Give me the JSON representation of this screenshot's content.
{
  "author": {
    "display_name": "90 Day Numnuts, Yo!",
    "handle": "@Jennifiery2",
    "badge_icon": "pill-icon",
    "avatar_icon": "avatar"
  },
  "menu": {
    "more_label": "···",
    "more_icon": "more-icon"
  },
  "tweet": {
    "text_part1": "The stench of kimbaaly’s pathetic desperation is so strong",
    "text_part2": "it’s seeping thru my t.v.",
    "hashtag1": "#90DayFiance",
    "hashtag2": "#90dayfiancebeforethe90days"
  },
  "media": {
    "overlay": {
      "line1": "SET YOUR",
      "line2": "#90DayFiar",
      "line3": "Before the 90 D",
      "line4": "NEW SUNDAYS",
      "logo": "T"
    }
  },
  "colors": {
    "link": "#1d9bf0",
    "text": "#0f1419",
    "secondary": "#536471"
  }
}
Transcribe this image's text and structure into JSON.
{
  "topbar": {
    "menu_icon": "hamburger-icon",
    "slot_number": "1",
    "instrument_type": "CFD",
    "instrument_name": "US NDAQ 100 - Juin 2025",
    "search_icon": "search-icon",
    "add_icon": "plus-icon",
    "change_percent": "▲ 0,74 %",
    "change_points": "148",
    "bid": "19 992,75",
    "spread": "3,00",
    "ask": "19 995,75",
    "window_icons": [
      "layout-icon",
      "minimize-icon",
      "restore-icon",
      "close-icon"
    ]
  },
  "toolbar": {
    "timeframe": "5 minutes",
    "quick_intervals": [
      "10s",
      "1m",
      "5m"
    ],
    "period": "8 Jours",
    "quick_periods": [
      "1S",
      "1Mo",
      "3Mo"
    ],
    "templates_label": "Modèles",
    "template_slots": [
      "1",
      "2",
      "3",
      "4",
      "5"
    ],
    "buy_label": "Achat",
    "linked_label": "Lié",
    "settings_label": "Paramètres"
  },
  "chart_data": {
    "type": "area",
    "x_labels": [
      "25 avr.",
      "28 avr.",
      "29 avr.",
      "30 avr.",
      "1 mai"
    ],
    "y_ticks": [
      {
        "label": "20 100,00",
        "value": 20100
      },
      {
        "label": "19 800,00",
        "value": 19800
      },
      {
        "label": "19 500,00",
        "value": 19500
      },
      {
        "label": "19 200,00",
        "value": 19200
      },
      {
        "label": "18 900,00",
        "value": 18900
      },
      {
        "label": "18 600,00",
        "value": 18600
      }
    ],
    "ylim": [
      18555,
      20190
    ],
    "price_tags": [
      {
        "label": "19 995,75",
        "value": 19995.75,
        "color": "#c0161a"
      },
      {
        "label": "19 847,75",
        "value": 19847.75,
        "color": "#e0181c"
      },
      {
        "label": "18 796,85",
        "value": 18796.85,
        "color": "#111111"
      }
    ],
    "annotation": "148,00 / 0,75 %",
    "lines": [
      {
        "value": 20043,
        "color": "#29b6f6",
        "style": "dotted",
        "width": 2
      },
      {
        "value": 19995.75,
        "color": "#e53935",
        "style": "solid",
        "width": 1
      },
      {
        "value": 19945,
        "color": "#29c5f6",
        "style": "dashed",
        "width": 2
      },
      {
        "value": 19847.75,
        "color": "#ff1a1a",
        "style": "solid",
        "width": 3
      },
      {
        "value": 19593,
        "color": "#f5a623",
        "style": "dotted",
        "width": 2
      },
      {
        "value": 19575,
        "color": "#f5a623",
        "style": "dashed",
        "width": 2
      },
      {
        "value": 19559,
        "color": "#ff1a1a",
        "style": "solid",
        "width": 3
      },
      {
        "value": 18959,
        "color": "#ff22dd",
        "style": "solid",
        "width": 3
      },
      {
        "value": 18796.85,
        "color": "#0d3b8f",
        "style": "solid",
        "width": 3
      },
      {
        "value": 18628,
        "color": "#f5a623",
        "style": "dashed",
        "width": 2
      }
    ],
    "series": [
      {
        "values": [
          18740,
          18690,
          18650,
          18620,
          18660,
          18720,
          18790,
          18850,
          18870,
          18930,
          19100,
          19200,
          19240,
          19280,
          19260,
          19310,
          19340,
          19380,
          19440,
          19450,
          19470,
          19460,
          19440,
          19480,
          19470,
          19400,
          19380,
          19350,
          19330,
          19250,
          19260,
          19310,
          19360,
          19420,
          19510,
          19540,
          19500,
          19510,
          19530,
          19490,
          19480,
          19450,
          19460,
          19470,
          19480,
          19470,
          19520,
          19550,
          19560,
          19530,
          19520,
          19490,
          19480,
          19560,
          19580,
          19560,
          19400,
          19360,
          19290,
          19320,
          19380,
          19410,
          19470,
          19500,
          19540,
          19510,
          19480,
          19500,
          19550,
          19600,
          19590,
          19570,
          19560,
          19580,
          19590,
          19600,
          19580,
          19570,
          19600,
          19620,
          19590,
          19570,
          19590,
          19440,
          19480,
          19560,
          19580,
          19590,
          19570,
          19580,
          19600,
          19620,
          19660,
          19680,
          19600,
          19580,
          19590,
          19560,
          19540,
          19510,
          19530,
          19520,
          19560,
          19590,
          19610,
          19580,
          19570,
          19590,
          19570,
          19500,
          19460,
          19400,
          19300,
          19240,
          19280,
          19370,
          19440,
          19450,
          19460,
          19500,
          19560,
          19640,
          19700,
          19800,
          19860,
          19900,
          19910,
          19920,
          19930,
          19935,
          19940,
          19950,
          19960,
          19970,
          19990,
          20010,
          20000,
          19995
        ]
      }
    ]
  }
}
================
— Task to carry out —
Copy out the material above in its entirety. Every detail must match.

— Complete output —
Give me the JSON representation of this screenshot's content.
{
  "author": {
    "display_name": "90 Day Numnuts, Yo!",
    "handle": "@Jennifiery2",
    "badge_icon": "pill-icon",
    "avatar_icon": "avatar"
  },
  "menu": {
    "more_label": "···",
    "more_icon": "more-icon"
  },
  "tweet": {
    "text_part1": "The stench of kimbaaly’s pathetic desperation is so strong",
    "text_part2": "it’s seeping thru my t.v.",
    "hashtag1": "#90DayFiance",
    "hashtag2": "#90dayfiancebeforethe90days"
  },
  "media": {
    "overlay": {
      "line1": "SET YOUR",
      "line2": "#90DayFiar",
      "line3": "Before the 90 D",
      "line4": "NEW SUNDAYS",
      "logo": "T"
    }
  },
  "colors": {
    "link": "#1d9bf0",
    "text": "#0f1419",
    "secondary": "#536471"
  }
}
Transcribe this image's text and structure into JSON.
{
  "topbar": {
    "menu_icon": "hamburger-icon",
    "slot_number": "1",
    "instrument_type": "CFD",
    "instrument_name": "US NDAQ 100 - Juin 2025",
    "search_icon": "search-icon",
    "add_icon": "plus-icon",
    "change_percent": "▲ 0,74 %",
    "change_points": "148",
    "bid": "19 992,75",
    "spread": "3,00",
    "ask": "19 995,75",
    "window_icons": [
      "layout-icon",
      "minimize-icon",
      "restore-icon",
      "close-icon"
    ]
  },
  "toolbar": {
    "timeframe": "5 minutes",
    "quick_intervals": [
      "10s",
      "1m",
      "5m"
    ],
    "period": "8 Jours",
    "quick_periods": [
      "1S",
      "1Mo",
      "3Mo"
    ],
    "templates_label": "Modèles",
    "template_slots": [
      "1",
      "2",
      "3",
      "4",
      "5"
    ],
    "buy_label": "Achat",
    "linked_label": "Lié",
    "settings_label": "Paramètres"
  },
  "chart_data": {
    "type": "area",
    "x_labels": [
      "25 avr.",
      "28 avr.",
      "29 avr.",
      "30 avr.",
      "1 mai"
    ],
    "y_ticks": [
      {
        "label": "20 100,00",
        "value": 20100
      },
      {
        "label": "19 800,00",
        "value": 19800
      },
      {
        "label": "19 500,00",
        "value": 19500
      },
      {
        "label": "19 200,00",
        "value": 19200
      },
      {
        "label": "18 900,00",
        "value": 18900
      },
      {
        "label": "18 600,00",
        "value": 18600
      }
    ],
    "ylim": [
      18555,
      20190
    ],
    "price_tags": [
      {
        "label": "19 995,75",
        "value": 19995.75,
        "color": "#c0161a"
      },
      {
        "label": "19 847,75",
        "value": 19847.75,
        "color": "#e0181c"
      },
      {
        "label": "18 796,85",
        "value": 18796.85,
        "color": "#111111"
      }
    ],
    "annotation": "148,00 / 0,75 %",
    "lines": [
      {
        "value": 20043,
        "color": "#29b6f6",
        "style": "dotted",
        "width": 2
      },
      {
        "value": 19995.75,
        "color": "#e53935",
        "style": "solid",
        "width": 1
      },
      {
        "value": 19945,
        "color": "#29c5f6",
        "style": "dashed",
        "width": 2
      },
      {
        "value": 19847.75,
        "color": "#ff1a1a",
        "style": "solid",
        "width": 3
      },
      {
        "value": 19593,
        "color": "#f5a623",
        "style": "dotted",
        "width": 2
      },
      {
        "value": 19575,
        "color": "#f5a623",
        "style": "dashed",
        "width": 2
      },
      {
        "value": 19559,
        "color": "#ff1a1a",
        "style": "solid",
        "width": 3
      },
      {
        "value": 18959,
        "color": "#ff22dd",
        "style": "solid",
        "width": 3
      },
      {
        "value": 18796.85,
        "color": "#0d3b8f",
        "style": "solid",
        "width": 3
      },
      {
        "value": 18628,
        "color": "#f5a623",
        "style": "dashed",
        "width": 2
      }
    ],
    "series": [
      {
        "values": [
          18740,
          18690,
          18650,
          18620,
          18660,
          18720,
          18790,
          18850,
          18870,
          18930,
          19100,
          19200,
          19240,
          19280,
          19260,
          19310,
          19340,
          19380,
          19440,
          19450,
          19470,
          19460,
          19440,
          19480,
          19470,
          19400,
          19380,
          19350,
          19330,
          19250,
          19260,
          19310,
          19360,
          19420,
          19510,
          19540,
          19500,
          19510,
          19530,
          19490,
          19480,
          19450,
          19460,
          19470,
          19480,
          19470,
          19520,
          19550,
          19560,
          19530,
          19520,
          19490,
          19480,
          19560,
          19580,
          19560,
          19400,
          19360,
          19290,
          19320,
          19380,
          19410,
          19470,
          19500,
          19540,
          19510,
          19480,
          19500,
          19550,
          19600,
          19590,
          19570,
          19560,
          19580,
          19590,
          19600,
          19580,
          19570,
          19600,
          19620,
          19590,
          19570,
          19590,
          19440,
          19480,
          19560,
          19580,
          19590,
          19570,
          19580,
          19600,
          19620,
          19660,
          19680,
          19600,
          19580,
          19590,
          19560,
          19540,
          19510,
          19530,
          19520,
          19560,
          19590,
          19610,
          19580,
          19570,
          19590,
          19570,
          19500,
          19460,
          19400,
          19300,
          19240,
          19280,
          19370,
          19440,
          19450,
          19460,
          19500,
          19560,
          19640,
          19700,
          19800,
          19860,
          19900,
          19910,
          19920,
          19930,
          19935,
          19940,
          19950,
          19960,
          19970,
          19990,
          20010,
          20000,
          19995
        ]
      }
    ]
  }
}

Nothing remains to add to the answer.